YOUR OBJECTIVE » Take from the listing each line that has the string "active".
Begin RECORDS
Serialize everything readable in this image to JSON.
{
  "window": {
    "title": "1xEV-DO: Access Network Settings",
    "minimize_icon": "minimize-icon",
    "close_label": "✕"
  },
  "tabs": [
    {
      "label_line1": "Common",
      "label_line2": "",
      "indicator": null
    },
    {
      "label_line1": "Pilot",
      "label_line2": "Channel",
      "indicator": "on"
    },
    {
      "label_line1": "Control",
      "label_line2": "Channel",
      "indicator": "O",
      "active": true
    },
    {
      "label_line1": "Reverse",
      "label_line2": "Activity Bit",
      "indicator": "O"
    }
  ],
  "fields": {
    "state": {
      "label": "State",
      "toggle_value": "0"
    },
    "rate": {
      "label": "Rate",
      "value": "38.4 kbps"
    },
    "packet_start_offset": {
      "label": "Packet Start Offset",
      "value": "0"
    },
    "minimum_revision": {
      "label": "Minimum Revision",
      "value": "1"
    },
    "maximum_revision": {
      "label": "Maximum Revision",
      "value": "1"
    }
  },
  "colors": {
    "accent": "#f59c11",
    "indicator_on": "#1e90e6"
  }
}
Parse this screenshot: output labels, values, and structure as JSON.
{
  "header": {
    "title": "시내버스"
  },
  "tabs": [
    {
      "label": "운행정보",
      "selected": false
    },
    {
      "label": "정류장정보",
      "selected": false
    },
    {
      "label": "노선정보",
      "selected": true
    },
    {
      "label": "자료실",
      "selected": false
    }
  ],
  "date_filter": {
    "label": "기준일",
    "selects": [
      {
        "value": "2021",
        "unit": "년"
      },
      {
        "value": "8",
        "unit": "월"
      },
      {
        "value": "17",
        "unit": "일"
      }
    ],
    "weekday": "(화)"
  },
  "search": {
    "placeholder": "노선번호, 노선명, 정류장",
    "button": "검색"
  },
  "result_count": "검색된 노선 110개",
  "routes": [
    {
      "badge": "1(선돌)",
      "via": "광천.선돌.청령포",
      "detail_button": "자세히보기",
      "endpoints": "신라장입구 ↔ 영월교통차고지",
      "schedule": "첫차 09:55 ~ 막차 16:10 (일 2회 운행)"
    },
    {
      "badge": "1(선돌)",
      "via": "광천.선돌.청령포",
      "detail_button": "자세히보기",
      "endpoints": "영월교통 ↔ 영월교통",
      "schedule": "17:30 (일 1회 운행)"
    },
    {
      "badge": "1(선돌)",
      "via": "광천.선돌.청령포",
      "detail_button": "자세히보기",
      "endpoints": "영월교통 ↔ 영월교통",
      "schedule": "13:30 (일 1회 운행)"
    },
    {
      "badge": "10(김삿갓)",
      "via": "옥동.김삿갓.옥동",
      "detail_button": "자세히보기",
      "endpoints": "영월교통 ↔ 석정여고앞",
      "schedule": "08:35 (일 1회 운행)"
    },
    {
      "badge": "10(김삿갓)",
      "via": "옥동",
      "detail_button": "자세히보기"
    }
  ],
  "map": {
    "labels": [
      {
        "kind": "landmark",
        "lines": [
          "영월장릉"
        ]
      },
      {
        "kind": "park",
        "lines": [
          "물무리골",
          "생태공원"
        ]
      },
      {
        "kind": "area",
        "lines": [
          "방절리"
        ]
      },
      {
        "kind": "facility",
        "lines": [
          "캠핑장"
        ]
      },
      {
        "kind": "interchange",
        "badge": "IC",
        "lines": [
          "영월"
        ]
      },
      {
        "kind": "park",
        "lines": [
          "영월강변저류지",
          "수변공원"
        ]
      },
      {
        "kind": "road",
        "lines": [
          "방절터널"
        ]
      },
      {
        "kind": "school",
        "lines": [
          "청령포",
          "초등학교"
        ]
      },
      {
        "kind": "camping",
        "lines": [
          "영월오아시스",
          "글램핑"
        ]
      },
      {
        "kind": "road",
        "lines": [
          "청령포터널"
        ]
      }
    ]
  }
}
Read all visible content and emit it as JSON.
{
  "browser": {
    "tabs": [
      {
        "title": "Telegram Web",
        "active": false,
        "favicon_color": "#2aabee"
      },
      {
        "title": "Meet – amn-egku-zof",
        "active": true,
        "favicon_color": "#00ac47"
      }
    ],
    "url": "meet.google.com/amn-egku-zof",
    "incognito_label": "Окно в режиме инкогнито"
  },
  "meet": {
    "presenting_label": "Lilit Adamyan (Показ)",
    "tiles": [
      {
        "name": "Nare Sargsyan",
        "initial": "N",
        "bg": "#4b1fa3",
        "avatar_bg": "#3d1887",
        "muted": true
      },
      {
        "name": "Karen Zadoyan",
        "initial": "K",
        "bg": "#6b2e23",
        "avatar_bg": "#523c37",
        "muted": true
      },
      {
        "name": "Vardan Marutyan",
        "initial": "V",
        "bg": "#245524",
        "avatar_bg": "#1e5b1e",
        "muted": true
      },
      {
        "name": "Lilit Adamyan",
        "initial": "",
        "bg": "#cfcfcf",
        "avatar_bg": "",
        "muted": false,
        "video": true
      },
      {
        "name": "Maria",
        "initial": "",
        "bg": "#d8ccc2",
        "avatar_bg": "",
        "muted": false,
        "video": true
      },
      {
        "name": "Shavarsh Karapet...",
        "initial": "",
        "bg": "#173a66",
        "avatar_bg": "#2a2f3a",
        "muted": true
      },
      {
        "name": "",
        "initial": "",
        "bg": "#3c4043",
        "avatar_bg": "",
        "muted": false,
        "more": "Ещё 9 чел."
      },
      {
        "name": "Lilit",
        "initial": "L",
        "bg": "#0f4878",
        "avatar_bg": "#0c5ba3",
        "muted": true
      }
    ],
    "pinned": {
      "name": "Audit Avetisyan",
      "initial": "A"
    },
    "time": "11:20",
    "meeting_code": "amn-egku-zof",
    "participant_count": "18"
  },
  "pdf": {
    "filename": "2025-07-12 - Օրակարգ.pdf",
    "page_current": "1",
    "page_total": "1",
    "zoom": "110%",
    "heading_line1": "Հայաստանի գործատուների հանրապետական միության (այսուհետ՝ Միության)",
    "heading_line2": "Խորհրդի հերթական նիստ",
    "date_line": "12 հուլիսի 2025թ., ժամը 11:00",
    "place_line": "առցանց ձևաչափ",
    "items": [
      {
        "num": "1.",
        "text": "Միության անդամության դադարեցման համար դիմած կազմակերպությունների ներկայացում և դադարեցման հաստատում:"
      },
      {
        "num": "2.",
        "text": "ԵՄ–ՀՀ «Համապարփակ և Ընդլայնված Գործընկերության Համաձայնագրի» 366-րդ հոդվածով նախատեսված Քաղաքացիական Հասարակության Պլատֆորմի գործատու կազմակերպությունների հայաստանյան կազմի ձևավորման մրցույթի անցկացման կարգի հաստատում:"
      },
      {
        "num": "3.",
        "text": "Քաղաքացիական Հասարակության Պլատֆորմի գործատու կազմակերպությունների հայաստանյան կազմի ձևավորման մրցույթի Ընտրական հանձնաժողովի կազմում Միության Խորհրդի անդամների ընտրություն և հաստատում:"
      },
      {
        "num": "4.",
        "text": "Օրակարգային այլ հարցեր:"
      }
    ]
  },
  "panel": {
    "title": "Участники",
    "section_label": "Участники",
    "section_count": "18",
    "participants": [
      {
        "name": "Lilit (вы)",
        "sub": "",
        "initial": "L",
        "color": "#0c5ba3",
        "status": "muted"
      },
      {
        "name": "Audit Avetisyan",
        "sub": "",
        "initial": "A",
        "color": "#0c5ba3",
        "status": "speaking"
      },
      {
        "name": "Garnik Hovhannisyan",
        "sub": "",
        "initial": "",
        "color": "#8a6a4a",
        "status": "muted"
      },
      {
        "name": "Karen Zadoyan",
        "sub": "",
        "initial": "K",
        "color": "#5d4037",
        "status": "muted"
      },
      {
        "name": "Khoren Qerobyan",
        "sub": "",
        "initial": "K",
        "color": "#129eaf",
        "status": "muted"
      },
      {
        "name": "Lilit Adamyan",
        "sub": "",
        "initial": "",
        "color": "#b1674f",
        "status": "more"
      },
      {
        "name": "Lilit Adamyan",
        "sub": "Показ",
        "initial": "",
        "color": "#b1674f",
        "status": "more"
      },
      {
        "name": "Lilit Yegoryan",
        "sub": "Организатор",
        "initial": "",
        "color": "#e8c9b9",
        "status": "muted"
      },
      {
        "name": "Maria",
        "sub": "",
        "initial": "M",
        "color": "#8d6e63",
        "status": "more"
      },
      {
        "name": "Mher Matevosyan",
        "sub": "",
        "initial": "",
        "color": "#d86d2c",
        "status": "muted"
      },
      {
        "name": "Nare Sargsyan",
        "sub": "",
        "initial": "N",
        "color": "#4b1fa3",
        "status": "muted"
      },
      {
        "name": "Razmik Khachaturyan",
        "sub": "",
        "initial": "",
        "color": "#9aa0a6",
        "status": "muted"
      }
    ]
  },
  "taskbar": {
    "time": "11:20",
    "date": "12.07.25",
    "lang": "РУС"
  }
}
End RECORDS
THE SOLUTION »
      "active": true
        "active": false,
        "active": true,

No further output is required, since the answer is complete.